Start of EXERCISE DATA

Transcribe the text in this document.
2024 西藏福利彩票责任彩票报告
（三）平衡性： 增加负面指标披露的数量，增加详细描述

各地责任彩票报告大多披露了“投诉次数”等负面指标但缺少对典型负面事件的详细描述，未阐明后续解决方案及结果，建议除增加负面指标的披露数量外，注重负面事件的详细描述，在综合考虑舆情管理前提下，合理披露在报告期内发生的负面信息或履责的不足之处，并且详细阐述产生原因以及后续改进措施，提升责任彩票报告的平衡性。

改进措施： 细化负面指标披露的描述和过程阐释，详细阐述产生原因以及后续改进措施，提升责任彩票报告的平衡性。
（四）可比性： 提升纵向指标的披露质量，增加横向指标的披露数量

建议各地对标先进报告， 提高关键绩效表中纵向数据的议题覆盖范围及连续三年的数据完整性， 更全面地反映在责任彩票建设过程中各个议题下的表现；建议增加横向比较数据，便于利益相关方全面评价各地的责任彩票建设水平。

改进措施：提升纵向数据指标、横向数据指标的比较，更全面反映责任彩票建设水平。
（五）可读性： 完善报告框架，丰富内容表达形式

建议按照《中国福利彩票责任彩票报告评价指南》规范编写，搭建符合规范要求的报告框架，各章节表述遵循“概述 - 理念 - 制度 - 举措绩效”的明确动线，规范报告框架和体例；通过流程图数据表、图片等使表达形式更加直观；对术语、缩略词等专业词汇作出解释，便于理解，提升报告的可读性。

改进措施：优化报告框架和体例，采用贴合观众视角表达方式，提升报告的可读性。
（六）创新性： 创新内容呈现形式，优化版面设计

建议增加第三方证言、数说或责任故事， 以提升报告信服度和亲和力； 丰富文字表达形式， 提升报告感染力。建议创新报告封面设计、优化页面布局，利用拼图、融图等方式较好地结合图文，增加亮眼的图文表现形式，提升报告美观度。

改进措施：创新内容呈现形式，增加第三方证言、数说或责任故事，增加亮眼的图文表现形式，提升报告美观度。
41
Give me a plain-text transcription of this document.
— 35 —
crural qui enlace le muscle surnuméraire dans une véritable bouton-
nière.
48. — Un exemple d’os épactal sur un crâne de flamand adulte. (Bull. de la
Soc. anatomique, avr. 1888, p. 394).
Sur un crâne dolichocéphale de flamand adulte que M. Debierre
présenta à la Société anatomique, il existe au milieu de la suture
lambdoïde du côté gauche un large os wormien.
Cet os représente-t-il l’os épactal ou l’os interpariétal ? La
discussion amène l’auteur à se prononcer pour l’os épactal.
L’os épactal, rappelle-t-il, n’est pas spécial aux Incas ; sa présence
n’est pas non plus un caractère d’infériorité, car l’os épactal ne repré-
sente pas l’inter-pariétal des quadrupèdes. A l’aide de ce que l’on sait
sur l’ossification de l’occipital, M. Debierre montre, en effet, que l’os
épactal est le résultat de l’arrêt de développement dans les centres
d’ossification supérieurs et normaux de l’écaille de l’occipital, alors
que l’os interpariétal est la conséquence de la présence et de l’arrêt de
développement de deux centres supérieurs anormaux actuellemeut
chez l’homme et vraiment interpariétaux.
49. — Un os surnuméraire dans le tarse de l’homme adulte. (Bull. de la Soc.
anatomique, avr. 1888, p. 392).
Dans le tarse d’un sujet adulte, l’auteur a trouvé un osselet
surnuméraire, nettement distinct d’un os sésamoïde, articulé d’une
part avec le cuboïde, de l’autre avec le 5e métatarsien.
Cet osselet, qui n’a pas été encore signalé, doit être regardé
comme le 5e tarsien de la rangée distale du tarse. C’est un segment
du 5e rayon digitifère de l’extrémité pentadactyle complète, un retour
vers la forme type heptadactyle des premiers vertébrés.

End of EXERCISE DATA

#### [THE EXERCISE]
All lines that include "homme" are to be gathered and copied.

#### [FINISHED ANSWER]
chez l’homme et vraiment interpariétaux.
49. — Un os surnuméraire dans le tarse de l’homme adulte. (Bull. de la Soc.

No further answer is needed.